Instructions to follow:
All of the data should be repeated exactly; pictures are not part of the copy.

Records provided:
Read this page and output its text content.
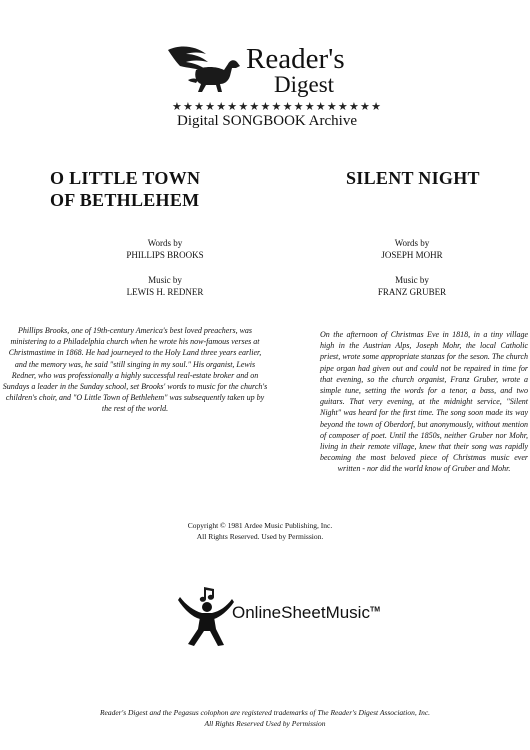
Reader's
Digest
★★★★★★★★★★★★★★★★★★★
Digital SONGBOOK Archive
O LITTLE TOWN
OF BETHLEHEM
Words by
PHILLIPS BROOKS
Music by
LEWIS H. REDNER
Phillips Brooks, one of 19th-century America's best loved preachers, was ministering to a Philadelphia church when he wrote his now-famous verses at Christmastime in 1868. He had journeyed to the Holy Land three years earlier, and the memory was, he said "still singing in my soul." His organist, Lewis Redner, who was professionally a highly successful real-estate broker and on Sundays a leader in the Sunday school, set Brooks' words to music for the church's children's choir, and "O Little Town of Bethlehem" was subsequently taken up by the rest of the world.
SILENT NIGHT
Words by
JOSEPH MOHR
Music by
FRANZ GRUBER
On the afternoon of Christmas Eve in 1818, in a tiny village high in the Austrian Alps, Joseph Mohr, the local Catholic priest, wrote some appropriate stanzas for the seson. The church pipe organ had given out and could not be repaired in time for that evening, so the church organist, Franz Gruber, wrote a simple tune, setting the words for a tenor, a bass, and two guitars. That very evening, at the midnight service, "Silent Night" was heard for the first time. The song soon made its way beyond the town of Oberdorf, but anonymously, without mention of composer of poet. Until the 1850s, neither Gruber nor Mohr, living in their remote village, knew that their song was rapidly becoming the most beloved piece of Christmas music ever written - nor did the world know of Gruber and Mohr.
Copyright © 1981 Ardee Music Publishing, Inc.
All Rights Reserved. Used by Permission.
OnlineSheetMusic™
Reader's Digest and the Pegasus colophon are registered trademarks of The Reader's Digest Association, Inc.
All Rights Reserved Used by Permission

Task output:
Read this page and output its text content.
Reader's
Digest
★★★★★★★★★★★★★★★★★★★
Digital SONGBOOK Archive
O LITTLE TOWN
OF BETHLEHEM
Words by
PHILLIPS BROOKS
Music by
LEWIS H. REDNER
Phillips Brooks, one of 19th-century America's best loved preachers, was ministering to a Philadelphia church when he wrote his now-famous verses at Christmastime in 1868. He had journeyed to the Holy Land three years earlier, and the memory was, he said "still singing in my soul." His organist, Lewis Redner, who was professionally a highly successful real-estate broker and on Sundays a leader in the Sunday school, set Brooks' words to music for the church's children's choir, and "O Little Town of Bethlehem" was subsequently taken up by the rest of the world.
SILENT NIGHT
Words by
JOSEPH MOHR
Music by
FRANZ GRUBER
On the afternoon of Christmas Eve in 1818, in a tiny village high in the Austrian Alps, Joseph Mohr, the local Catholic priest, wrote some appropriate stanzas for the seson. The church pipe organ had given out and could not be repaired in time for that evening, so the church organist, Franz Gruber, wrote a simple tune, setting the words for a tenor, a bass, and two guitars. That very evening, at the midnight service, "Silent Night" was heard for the first time. The song soon made its way beyond the town of Oberdorf, but anonymously, without mention of composer of poet. Until the 1850s, neither Gruber nor Mohr, living in their remote village, knew that their song was rapidly becoming the most beloved piece of Christmas music ever written - nor did the world know of Gruber and Mohr.
Copyright © 1981 Ardee Music Publishing, Inc.
All Rights Reserved. Used by Permission.
OnlineSheetMusic™
Reader's Digest and the Pegasus colophon are registered trademarks of The Reader's Digest Association, Inc.
All Rights Reserved Used by Permission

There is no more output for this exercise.